'''

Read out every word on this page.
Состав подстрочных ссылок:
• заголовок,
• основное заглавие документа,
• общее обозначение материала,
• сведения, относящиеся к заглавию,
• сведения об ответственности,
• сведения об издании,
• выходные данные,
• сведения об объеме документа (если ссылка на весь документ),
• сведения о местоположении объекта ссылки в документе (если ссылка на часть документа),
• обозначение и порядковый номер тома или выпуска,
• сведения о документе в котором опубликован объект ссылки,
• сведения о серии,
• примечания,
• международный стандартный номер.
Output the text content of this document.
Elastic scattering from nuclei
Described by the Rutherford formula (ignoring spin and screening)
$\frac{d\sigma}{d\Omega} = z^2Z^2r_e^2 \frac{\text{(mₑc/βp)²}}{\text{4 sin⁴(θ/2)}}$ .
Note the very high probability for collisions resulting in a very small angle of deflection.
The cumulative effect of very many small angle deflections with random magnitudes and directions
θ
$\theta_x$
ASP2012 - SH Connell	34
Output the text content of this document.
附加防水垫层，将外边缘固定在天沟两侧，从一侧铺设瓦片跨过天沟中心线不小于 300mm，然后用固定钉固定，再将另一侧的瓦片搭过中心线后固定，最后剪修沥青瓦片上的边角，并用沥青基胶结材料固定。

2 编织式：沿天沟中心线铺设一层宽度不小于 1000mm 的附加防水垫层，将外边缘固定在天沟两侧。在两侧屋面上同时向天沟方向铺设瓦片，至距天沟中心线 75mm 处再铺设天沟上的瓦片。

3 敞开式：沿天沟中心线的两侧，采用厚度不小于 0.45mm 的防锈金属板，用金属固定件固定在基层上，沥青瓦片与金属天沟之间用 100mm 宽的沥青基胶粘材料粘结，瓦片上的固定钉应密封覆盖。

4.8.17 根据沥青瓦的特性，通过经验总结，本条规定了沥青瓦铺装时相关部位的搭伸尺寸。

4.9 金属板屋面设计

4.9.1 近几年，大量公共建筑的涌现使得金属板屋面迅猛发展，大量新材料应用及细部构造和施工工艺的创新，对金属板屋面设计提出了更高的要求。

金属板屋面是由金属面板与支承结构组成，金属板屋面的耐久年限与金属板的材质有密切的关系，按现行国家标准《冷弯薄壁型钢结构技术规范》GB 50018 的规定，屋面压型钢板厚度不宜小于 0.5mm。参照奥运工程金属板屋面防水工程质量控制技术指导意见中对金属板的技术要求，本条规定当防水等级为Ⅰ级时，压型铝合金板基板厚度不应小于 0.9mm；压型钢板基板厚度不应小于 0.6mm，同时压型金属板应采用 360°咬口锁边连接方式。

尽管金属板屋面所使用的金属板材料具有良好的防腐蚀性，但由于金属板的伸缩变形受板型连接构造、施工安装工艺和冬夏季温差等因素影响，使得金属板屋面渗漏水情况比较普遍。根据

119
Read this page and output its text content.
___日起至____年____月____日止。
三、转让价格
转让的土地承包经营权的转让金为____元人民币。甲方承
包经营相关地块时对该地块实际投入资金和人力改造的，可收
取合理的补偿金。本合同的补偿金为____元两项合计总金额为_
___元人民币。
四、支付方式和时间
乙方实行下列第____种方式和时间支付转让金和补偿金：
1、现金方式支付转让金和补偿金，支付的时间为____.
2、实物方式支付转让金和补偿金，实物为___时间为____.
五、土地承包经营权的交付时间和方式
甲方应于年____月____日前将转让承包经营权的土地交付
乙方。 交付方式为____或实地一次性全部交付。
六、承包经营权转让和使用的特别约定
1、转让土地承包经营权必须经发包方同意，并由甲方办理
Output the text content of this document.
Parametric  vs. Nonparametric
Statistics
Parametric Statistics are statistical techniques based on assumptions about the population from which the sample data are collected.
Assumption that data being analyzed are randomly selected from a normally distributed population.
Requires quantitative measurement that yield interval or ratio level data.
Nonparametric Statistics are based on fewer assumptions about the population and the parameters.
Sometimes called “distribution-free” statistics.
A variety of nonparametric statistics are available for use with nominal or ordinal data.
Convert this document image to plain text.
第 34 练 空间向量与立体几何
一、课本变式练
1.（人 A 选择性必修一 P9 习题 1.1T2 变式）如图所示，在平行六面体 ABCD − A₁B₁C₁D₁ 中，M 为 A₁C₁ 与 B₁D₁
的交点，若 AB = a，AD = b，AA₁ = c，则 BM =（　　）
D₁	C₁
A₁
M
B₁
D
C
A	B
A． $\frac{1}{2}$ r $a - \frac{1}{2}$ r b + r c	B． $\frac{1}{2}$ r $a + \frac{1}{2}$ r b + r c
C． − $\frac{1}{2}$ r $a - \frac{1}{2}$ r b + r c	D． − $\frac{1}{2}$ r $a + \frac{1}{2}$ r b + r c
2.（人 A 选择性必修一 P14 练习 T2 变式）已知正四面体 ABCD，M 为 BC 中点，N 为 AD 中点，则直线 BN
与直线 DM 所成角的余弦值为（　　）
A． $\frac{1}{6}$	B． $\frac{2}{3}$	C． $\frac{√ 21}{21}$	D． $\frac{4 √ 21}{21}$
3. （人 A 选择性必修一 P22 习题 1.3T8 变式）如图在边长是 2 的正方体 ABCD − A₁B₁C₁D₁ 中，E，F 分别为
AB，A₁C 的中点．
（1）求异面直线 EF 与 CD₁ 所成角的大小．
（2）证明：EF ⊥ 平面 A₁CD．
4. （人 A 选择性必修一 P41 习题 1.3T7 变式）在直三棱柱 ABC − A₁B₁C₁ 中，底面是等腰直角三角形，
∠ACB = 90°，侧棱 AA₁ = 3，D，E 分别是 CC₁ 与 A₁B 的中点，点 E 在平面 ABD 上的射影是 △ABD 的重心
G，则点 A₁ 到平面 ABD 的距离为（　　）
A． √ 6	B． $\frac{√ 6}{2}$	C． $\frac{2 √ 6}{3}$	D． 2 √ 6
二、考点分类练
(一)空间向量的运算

'''

» Work required
Copy every line of the material in which the word "обозначение" occurs.

» Result of this task
• общее обозначение материала,
• обозначение и порядковый номер тома или выпуска,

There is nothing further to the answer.